* START *
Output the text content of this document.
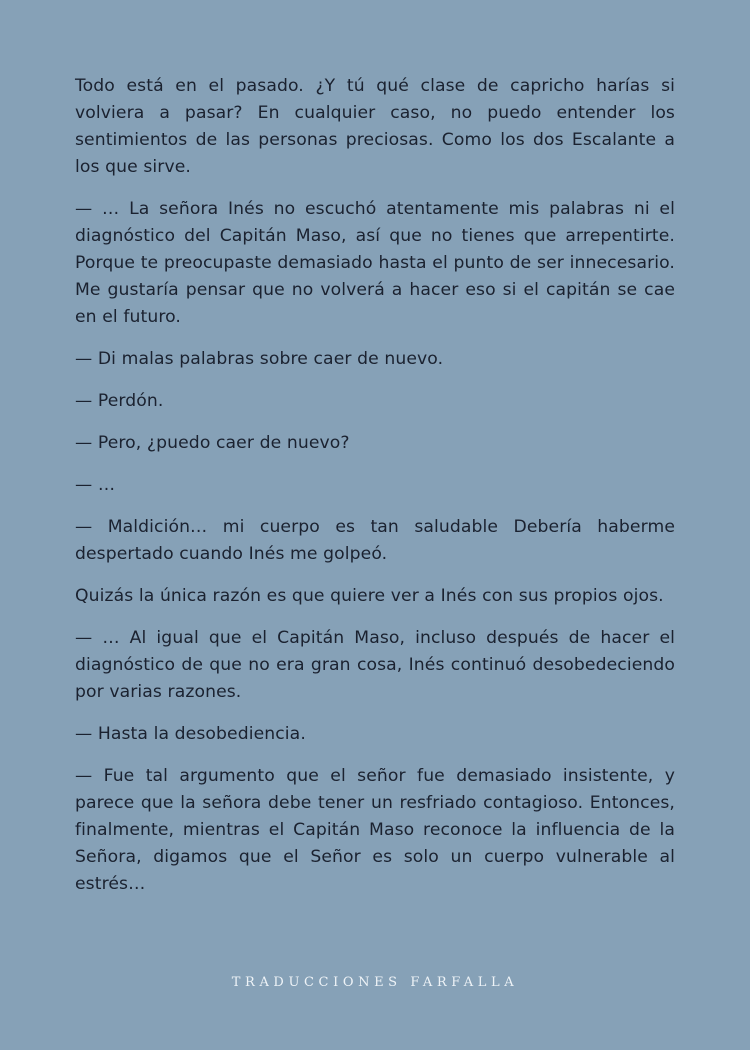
Todo está en el pasado. ¿Y tú qué clase de capricho harías si volviera a pasar? En cualquier caso, no puedo entender los sentimientos de las personas preciosas. Como los dos Escalante a los que sirve.

— … La señora Inés no escuchó atentamente mis palabras ni el diagnóstico del Capitán Maso, así que no tienes que arrepentirte. Porque te preocupaste demasiado hasta el punto de ser innecesario. Me gustaría pensar que no volverá a hacer eso si el capitán se cae en el futuro.

— Di malas palabras sobre caer de nuevo.

— Perdón.

— Pero, ¿puedo caer de nuevo?

— …

— Maldición… mi cuerpo es tan saludable Debería haberme despertado cuando Inés me golpeó.

Quizás la única razón es que quiere ver a Inés con sus propios ojos.

— … Al igual que el Capitán Maso, incluso después de hacer el diagnóstico de que no era gran cosa, Inés continuó desobedeciendo por varias razones.

— Hasta la desobediencia.

— Fue tal argumento que el señor fue demasiado insistente, y parece que la señora debe tener un resfriado contagioso. Entonces, finalmente, mientras el Capitán Maso reconoce la influencia de la Señora, digamos que el Señor es solo un cuerpo vulnerable al estrés…

TRADUCCIONES FARFALLA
* END *
## TASK:
Output the entries above exactly. Drop the pictures.

## RESPONSE TO THIS EXERCISE:
Output the text content of this document.
Todo está en el pasado. ¿Y tú qué clase de capricho harías si volviera a pasar? En cualquier caso, no puedo entender los sentimientos de las personas preciosas. Como los dos Escalante a los que sirve.

— … La señora Inés no escuchó atentamente mis palabras ni el diagnóstico del Capitán Maso, así que no tienes que arrepentirte. Porque te preocupaste demasiado hasta el punto de ser innecesario. Me gustaría pensar que no volverá a hacer eso si el capitán se cae en el futuro.

— Di malas palabras sobre caer de nuevo.

— Perdón.

— Pero, ¿puedo caer de nuevo?

— …

— Maldición… mi cuerpo es tan saludable Debería haberme despertado cuando Inés me golpeó.

Quizás la única razón es que quiere ver a Inés con sus propios ojos.

— … Al igual que el Capitán Maso, incluso después de hacer el diagnóstico de que no era gran cosa, Inés continuó desobedeciendo por varias razones.

— Hasta la desobediencia.

— Fue tal argumento que el señor fue demasiado insistente, y parece que la señora debe tener un resfriado contagioso. Entonces, finalmente, mientras el Capitán Maso reconoce la influencia de la Señora, digamos que el Señor es solo un cuerpo vulnerable al estrés…

TRADUCCIONES FARFALLA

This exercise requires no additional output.